TO BE DONE:
Copy out every line that contains the word "title".

>> BEGIN DATASET RECORDS

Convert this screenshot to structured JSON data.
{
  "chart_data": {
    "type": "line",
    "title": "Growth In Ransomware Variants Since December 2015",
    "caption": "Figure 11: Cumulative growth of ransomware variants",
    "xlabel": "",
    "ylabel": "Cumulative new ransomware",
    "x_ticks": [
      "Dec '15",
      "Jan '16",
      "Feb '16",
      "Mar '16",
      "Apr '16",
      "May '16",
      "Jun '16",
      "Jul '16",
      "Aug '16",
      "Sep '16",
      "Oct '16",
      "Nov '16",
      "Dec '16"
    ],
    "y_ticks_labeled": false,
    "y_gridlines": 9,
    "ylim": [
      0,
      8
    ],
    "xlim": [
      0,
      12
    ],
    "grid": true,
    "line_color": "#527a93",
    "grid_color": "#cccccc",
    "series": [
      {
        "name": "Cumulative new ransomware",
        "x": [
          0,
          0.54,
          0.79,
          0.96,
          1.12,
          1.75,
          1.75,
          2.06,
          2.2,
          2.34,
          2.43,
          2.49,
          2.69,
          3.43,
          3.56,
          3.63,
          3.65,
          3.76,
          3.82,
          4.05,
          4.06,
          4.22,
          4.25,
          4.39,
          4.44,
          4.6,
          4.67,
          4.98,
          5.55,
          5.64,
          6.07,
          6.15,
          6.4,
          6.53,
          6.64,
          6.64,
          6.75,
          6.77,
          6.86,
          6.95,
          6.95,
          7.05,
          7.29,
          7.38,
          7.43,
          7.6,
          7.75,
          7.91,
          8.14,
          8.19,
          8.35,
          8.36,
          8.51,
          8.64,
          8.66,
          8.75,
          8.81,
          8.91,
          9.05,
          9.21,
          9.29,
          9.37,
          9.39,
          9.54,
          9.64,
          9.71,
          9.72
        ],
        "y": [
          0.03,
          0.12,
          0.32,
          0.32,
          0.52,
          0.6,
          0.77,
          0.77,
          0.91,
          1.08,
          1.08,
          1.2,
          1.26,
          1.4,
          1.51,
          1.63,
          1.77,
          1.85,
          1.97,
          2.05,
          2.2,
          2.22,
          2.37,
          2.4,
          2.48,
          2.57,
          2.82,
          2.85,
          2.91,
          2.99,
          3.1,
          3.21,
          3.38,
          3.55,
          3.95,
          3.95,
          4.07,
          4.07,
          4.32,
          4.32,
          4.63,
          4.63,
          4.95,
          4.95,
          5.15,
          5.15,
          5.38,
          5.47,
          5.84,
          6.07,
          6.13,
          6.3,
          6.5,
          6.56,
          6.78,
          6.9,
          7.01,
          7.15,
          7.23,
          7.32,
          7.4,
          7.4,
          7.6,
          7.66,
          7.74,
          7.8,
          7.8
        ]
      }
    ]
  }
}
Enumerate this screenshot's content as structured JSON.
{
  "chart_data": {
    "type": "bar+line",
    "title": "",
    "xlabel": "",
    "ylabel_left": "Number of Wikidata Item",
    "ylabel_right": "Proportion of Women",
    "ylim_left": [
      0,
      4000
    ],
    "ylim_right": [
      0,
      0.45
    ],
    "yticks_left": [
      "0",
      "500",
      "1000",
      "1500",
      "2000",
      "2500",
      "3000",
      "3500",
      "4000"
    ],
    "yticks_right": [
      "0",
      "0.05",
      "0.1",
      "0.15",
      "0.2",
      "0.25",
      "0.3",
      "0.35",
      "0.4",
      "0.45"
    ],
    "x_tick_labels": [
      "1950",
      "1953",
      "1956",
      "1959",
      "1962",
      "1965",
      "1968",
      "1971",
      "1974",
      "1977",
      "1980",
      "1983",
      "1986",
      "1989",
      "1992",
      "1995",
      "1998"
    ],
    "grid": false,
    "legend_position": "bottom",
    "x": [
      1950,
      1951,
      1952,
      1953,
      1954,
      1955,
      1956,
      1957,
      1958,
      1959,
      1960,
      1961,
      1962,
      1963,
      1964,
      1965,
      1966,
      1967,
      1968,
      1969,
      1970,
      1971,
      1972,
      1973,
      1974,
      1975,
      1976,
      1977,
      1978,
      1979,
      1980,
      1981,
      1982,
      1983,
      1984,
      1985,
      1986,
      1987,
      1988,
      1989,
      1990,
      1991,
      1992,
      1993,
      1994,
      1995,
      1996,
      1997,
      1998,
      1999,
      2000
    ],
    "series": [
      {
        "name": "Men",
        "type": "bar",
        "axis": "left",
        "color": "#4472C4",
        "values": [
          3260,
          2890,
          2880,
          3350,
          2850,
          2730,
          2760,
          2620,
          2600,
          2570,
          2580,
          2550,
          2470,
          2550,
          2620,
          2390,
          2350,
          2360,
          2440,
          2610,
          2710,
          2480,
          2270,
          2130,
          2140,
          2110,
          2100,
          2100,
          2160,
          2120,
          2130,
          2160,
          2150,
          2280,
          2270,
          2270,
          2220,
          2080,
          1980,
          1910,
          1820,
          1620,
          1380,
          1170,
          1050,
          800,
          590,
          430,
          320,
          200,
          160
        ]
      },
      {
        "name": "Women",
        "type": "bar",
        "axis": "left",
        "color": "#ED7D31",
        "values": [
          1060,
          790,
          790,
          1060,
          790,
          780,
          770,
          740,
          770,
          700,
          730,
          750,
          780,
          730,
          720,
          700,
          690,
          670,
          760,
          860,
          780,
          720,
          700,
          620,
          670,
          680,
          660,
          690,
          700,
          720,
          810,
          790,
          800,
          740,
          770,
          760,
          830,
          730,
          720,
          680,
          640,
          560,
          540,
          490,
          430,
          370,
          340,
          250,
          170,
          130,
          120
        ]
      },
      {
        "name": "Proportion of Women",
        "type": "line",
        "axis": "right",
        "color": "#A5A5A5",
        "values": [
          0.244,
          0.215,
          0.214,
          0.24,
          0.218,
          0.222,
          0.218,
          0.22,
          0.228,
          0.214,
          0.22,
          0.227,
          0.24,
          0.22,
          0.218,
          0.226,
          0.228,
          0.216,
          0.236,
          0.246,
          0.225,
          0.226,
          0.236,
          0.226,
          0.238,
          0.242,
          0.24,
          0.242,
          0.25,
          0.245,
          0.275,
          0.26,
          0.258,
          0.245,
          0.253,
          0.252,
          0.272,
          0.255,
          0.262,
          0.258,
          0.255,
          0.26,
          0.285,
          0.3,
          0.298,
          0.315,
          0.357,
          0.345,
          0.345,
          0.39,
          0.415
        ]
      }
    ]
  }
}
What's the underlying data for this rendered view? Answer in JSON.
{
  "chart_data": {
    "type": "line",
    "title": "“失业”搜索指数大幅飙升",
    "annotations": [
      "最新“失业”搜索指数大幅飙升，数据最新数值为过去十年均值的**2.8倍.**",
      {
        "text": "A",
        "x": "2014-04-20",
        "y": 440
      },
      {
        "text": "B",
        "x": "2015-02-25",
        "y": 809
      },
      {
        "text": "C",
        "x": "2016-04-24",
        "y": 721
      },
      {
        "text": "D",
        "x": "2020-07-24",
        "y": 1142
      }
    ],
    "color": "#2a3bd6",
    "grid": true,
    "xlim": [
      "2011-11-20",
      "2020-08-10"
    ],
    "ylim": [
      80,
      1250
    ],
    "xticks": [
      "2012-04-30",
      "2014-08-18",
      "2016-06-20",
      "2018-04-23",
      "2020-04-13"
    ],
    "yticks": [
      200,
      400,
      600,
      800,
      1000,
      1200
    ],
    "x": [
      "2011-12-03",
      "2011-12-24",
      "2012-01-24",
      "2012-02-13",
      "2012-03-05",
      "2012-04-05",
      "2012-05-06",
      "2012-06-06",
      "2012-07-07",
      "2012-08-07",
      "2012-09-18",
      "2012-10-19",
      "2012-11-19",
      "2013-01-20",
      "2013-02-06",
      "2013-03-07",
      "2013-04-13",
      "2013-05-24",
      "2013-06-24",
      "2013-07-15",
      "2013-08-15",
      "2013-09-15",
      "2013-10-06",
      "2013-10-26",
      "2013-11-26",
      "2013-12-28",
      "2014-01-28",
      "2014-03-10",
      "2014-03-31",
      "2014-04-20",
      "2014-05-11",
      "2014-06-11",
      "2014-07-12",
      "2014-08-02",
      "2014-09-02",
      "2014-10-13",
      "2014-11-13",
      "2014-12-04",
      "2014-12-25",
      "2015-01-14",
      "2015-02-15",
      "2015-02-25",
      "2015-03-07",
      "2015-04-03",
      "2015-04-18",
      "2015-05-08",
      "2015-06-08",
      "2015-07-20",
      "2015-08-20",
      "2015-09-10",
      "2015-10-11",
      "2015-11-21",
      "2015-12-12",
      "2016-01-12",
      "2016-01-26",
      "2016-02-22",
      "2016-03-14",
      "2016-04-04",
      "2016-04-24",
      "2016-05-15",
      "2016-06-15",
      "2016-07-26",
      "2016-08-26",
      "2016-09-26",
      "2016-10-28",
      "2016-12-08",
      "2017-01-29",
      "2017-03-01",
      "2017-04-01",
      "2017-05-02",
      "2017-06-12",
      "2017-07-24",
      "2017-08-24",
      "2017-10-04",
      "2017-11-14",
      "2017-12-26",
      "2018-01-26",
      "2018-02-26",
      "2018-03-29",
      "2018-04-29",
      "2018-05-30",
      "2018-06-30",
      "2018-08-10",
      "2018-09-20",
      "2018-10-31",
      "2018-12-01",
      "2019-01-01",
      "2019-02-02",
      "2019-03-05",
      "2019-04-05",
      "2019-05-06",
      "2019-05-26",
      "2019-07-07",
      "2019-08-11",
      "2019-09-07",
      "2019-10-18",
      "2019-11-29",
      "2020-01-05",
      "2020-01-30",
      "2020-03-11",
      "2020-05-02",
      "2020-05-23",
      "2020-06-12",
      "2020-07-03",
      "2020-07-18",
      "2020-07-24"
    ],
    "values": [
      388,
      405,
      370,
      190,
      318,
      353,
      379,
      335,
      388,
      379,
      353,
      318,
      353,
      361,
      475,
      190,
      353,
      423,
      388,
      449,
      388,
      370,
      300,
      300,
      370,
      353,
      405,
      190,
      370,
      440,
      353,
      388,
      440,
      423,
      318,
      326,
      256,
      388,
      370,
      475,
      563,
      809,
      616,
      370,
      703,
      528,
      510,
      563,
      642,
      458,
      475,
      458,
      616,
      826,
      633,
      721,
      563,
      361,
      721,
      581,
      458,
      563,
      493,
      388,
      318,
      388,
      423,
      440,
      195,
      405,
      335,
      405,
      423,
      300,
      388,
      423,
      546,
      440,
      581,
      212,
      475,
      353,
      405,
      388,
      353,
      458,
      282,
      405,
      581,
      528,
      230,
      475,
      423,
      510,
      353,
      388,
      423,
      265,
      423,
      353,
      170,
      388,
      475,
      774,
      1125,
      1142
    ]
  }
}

>> END DATASET RECORDS

ANSWER TO THIS PROBLEM:
    "title": "Growth In Ransomware Variants Since December 2015",
    "title": "",
    "title": "“失业”搜索指数大幅飙升",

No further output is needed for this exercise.